„He geiht!“

Vortrag zu 100 Jahre Flettner-Rotor am vergangenen Samstag im Stadtmuseum Hattersheim

Karl Heinz Spengler hatte sich sehr gut auf seinen Vortrag vorbereitet und dazu viel recherchiert und Originalliteratur gelesen. Vor rund 100 Jahren erfand Anton Flettner den Flettner-Rotor. Diese Tatsache war Spengler vom Hattersheimer Geschichtsverein 1985 e.V. einen Vortrag im Rahmen der Veranstaltungsreihe „Tage der Industriekultur Rhein-Main“ wert. Die Veranstaltung wurde in Kooperation mit der Stadt Hattersheim durchgeführt.

Schon am 29. Juli 1923 reichte Flettner sein Patent ein. Der „Tag der Erkenntnis“, dass der Rotor funktioniert, war der 4. Oktober 1924. In der Germaniawerft Kiel hatte man das Segelschiff Buckau mit zwei rotierenden Blechzylindern, die aussahen wie große Schiffsschornsteine, zum Rotorschiff umgerüstet. Als sich die Buckau tatsächlich bewegte kam es zu dem erstaunten Ausruf eines Werftmitarbeiters: „He geiht“. Was andere Menschen in großes Staunen versetzte, war für Flettner eine Selbstverständlichkeit.
------------------------------------------------------------
Kurze Aufgabe 1: Formuliere den Bericht über den Flettner-Vortrag zwischen „Vortrag zu 100“ und „Stadt Hattersheim durchgeführt.“ einschließlich neu und setze dabei „Heimatmuseum“ an die Stelle von „Stadtmuseum“.
Kurze Aufgabe 2: An welchem Datum reichte Flettner laut dem Bericht über den Flettner-Vortrag sein Patent ein?
Verwende ausschließlich den Bericht über den Flettner-Vortrag.
------------------------------------------------------------
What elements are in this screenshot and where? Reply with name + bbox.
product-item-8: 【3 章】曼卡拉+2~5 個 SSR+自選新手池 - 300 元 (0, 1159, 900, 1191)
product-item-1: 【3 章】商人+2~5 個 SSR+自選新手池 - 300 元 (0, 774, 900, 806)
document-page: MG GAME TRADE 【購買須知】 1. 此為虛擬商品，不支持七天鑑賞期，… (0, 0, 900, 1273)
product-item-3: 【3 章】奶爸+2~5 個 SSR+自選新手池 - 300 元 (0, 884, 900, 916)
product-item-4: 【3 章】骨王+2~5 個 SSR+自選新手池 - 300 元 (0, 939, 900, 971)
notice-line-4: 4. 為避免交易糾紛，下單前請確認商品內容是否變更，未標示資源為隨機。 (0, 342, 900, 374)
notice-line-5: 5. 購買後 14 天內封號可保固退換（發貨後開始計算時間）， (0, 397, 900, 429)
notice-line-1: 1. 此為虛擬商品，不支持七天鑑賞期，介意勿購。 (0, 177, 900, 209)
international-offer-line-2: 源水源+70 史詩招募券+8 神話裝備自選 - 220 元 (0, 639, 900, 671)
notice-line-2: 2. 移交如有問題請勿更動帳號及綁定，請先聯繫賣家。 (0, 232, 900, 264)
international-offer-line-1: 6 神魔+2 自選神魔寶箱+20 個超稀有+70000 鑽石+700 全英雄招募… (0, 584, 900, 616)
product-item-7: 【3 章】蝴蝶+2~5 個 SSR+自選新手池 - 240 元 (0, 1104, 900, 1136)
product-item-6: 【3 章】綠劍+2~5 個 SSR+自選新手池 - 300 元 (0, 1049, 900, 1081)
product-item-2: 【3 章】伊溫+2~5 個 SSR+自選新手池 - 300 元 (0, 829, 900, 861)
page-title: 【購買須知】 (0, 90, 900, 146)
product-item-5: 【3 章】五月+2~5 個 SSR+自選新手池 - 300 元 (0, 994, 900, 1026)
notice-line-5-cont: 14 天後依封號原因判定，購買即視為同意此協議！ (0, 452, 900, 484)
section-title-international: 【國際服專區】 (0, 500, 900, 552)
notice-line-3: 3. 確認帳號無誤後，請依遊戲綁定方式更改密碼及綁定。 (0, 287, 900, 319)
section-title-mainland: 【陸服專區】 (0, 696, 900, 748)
------------------------------------------------------------
Richtige Antwort 1:
Vortrag zu 100 Jahre Flettner-Rotor am vergangenen Samstag im Heimatmuseum Hattersheim

Karl Heinz Spengler hatte sich sehr gut auf seinen Vortrag vorbereitet und dazu viel recherchiert und Originalliteratur gelesen. Vor rund 100 Jahren erfand Anton Flettner den Flettner-Rotor. Diese Tatsache war Spengler vom Hattersheimer Geschichtsverein 1985 e.V. einen Vortrag im Rahmen der Veranstaltungsreihe „Tage der Industriekultur Rhein-Main“ wert. Die Veranstaltung wurde in Kooperation mit der Stadt Hattersheim durchgeführt.

Richtige Antwort 2: Flettner reichte sein Patent am 29. Juli 1923 ein.